Source extract -
Identification of phantom movements with an ensemble learning approach


AKBULUT A., GÜNGÖR F., TARAKCI E., AYDIN M. A., Zaim A. H., ÇATAL Ç.

COMPUTERS IN BIOLOGY AND MEDICINE, cilt.150, 2022 (SCI-Expanded) identifier identifier identifier

  • Yayın Türü: Makale / Tam Makale
  • Cilt numarası: 150
  • Basım Tarihi: 2022
  • Doi Numarası: 10.1016/j.compbiomed.2022.106132
  • Dergi Adı: COMPUTERS IN BIOLOGY AND MEDICINE
  • Derginin Tarandığı İndeksler: Science Citation Index Expanded (SCI-EXPANDED), Scopus, Academic Search Premier, Applied Science & Technology Source, BIOSIS, Biotechnology Research Abstracts, CINAHL, Compendex, Computer & Applied Sciences, EMBASE, INSPEC, Library, Information Science & Technology Abstracts (LISTA), MEDLINE
  • İstanbul Kültür Üniversitesi Adresli: Evet

Özet

Phantom limb pain after amputation is a debilitating condition that negatively affects activities of daily life and the quality of life of amputees. Most amputees are able to control the movement of the missing limb, which is called the phantom limb movement. Recognition of these movements is crucial for both technology-based amputee rehabilitation and prosthetic control. The aim of the current study is to classify and recognize the phantom movements in four different amputation levels of the upper and lower extremities. In the current study, we utilized ensemble learning algorithms for the recognition and classification of phantom movements of the different amputation levels of the upper and lower extremity. In this context, sEMG signals obtained from 38 amputees and 25 healthy individuals were collected and the dataset was created. Studies of processing sEMG signals in amputees are rather limited, and studies are generally on the classification of upper extremity and hand movements. Our study demonstrated that the ensemble learning-based models resulted in higher accuracy in the detection of phantom movements. The ensemble learning-based approaches outperformed the SVM, Decision tree, and kNN methods. The accuracy of the movement pattern recognition in healthy people was up to 96.33%, this was at most 79.16% in amputees.

Data provided -

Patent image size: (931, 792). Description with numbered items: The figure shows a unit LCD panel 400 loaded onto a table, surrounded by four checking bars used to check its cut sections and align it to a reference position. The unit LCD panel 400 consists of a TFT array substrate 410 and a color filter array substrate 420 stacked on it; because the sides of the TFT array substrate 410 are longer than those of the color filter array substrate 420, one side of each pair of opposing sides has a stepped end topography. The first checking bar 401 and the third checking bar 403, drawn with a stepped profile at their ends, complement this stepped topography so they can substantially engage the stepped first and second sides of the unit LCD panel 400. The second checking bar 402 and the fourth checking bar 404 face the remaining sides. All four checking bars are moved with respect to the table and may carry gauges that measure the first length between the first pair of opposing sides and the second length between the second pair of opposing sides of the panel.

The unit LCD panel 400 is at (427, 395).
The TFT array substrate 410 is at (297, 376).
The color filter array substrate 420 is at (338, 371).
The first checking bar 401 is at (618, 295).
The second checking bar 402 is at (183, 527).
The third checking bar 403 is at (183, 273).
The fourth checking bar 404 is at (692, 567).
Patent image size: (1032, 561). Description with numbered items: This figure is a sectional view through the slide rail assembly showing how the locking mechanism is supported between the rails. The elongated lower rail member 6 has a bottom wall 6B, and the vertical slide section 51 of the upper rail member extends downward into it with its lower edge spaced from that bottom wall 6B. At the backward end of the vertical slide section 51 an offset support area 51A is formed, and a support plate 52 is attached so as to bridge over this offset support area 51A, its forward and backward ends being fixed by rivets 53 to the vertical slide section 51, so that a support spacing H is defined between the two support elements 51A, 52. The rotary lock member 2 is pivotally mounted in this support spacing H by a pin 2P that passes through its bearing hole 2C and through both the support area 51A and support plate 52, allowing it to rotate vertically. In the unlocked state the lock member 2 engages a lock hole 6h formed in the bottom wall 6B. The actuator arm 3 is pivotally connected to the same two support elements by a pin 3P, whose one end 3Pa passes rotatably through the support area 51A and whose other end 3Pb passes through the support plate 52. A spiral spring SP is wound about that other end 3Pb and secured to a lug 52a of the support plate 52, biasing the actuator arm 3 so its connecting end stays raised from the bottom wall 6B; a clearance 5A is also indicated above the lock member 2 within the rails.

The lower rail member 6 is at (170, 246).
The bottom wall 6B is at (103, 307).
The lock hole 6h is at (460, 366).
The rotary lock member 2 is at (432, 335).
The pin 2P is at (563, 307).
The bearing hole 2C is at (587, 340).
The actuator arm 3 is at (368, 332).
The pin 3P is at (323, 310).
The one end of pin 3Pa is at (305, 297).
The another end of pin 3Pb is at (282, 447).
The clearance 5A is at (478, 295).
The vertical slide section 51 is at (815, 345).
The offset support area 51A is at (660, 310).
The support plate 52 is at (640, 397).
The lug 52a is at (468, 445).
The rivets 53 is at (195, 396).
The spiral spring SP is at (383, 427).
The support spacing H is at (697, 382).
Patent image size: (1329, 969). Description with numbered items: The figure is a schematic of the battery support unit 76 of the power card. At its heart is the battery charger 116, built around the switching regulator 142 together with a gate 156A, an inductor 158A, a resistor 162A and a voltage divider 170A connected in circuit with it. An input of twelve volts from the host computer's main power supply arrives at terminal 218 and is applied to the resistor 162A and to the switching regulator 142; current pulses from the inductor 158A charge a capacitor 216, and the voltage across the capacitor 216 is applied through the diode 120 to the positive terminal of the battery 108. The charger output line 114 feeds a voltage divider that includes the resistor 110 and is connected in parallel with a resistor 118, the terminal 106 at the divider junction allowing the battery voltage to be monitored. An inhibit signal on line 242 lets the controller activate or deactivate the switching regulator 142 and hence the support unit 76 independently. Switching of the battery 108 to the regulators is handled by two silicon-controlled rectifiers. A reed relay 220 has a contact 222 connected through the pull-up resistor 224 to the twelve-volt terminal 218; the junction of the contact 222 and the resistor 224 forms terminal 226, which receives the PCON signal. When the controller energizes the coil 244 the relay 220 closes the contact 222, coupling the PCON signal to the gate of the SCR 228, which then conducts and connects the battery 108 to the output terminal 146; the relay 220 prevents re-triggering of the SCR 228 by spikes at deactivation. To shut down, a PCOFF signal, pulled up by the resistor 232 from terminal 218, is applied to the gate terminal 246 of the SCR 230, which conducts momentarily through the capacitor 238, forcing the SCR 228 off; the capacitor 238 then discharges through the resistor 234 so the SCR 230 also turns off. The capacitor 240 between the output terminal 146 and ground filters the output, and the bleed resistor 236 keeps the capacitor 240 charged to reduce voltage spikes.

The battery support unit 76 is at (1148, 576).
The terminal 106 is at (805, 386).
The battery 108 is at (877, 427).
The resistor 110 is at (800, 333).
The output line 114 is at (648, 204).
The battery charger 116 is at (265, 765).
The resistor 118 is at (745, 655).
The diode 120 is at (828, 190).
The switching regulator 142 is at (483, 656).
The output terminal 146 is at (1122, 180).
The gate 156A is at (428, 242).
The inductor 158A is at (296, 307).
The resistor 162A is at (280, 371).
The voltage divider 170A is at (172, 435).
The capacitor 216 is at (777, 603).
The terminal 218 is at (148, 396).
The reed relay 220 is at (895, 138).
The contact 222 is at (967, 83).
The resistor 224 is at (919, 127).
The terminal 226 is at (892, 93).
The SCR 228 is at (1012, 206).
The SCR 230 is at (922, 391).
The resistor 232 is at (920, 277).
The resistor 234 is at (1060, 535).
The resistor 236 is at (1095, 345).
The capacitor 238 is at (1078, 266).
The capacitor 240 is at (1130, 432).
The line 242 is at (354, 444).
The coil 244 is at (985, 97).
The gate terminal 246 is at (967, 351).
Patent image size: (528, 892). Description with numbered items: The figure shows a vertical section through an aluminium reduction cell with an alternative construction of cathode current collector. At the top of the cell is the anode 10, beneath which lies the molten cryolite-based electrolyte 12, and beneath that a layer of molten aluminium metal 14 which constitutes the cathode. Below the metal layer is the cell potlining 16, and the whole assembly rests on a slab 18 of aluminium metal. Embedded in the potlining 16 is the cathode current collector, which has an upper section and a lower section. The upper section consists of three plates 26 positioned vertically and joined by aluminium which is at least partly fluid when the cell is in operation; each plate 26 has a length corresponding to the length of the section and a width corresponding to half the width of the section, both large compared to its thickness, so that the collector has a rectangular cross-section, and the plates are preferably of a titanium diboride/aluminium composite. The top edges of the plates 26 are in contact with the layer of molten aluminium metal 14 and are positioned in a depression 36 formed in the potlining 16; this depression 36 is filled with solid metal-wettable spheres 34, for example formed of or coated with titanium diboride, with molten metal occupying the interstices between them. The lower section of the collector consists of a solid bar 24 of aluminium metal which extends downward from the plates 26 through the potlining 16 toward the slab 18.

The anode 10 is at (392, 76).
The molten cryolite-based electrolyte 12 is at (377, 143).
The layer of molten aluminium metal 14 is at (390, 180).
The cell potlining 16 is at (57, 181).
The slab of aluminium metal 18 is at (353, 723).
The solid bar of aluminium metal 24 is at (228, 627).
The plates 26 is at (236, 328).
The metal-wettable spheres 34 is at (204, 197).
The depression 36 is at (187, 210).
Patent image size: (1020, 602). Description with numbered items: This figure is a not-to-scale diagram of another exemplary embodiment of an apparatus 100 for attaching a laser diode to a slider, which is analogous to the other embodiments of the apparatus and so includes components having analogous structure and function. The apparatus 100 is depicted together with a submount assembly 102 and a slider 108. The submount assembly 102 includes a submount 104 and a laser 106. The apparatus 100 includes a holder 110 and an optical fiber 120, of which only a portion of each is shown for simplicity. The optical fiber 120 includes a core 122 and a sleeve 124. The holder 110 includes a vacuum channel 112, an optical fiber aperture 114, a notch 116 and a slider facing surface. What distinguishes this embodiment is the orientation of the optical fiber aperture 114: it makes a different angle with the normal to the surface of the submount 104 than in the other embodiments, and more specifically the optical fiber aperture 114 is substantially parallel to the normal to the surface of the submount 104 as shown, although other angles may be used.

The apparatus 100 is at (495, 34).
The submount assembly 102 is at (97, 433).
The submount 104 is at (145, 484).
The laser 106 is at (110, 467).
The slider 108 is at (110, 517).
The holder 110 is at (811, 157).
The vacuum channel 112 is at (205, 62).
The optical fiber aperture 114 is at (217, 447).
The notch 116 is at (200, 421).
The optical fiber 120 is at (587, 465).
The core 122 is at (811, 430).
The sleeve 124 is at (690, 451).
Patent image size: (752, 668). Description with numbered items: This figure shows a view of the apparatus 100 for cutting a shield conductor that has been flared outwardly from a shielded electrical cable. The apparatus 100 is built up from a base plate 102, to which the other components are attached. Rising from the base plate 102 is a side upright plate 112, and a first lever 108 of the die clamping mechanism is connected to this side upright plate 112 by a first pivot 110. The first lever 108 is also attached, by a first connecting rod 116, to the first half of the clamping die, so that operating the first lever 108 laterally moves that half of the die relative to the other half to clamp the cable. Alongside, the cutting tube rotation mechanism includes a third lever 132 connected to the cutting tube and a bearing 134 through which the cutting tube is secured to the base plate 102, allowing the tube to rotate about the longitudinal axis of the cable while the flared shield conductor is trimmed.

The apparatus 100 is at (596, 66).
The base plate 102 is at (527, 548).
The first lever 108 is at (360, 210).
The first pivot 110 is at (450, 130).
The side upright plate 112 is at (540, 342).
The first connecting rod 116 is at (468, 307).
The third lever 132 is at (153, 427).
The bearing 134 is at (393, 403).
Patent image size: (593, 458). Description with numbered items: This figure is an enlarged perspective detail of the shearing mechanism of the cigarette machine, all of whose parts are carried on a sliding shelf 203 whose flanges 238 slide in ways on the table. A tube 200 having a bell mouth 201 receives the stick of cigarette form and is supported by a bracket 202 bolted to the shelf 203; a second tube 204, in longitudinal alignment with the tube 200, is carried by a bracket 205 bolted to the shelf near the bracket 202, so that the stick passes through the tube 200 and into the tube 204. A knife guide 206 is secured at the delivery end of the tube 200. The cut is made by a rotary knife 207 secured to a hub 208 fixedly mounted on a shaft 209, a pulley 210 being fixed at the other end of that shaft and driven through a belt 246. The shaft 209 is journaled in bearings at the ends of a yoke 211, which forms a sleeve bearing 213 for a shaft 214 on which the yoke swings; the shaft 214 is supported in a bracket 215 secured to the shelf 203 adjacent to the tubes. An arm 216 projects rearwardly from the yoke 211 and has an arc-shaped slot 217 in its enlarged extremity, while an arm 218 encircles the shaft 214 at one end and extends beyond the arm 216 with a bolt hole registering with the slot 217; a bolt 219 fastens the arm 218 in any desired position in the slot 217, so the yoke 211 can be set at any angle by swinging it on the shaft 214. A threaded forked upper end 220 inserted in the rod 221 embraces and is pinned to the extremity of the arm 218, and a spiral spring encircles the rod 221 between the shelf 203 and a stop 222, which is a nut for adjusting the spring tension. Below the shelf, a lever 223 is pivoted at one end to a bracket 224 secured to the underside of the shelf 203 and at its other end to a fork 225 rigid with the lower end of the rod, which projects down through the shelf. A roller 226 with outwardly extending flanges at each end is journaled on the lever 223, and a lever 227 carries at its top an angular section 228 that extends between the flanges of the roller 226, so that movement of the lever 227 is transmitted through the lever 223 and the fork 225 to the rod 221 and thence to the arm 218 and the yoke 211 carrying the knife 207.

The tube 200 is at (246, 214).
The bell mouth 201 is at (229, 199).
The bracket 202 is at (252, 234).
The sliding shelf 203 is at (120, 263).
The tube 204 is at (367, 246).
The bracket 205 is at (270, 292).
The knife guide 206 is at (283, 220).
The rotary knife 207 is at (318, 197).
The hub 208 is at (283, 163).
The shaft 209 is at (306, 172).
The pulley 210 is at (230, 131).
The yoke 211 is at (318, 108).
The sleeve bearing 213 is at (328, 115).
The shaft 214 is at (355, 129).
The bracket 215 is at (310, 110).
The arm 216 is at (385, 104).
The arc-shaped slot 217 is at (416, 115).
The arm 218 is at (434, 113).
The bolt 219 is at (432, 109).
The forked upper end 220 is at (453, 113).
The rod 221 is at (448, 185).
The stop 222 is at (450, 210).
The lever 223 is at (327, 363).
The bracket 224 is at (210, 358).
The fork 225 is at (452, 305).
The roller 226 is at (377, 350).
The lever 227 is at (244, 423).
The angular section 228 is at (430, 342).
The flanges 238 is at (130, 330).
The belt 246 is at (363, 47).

Work to complete -
Answer these questions from the phantom movements article entry:
(a) In which journal volume and year was the article published?
(b) How many amputees and how many healthy individuals provided sEMG signals for the dataset?
(c) What was the highest movement pattern recognition accuracy in healthy people, and what was it in amputees?

Answer box -
(a) Volume 150, 2022.
(b) 38 amputees and 25 healthy individuals.
(c) Up to 96.33% in healthy people and at most 79.16% in amputees.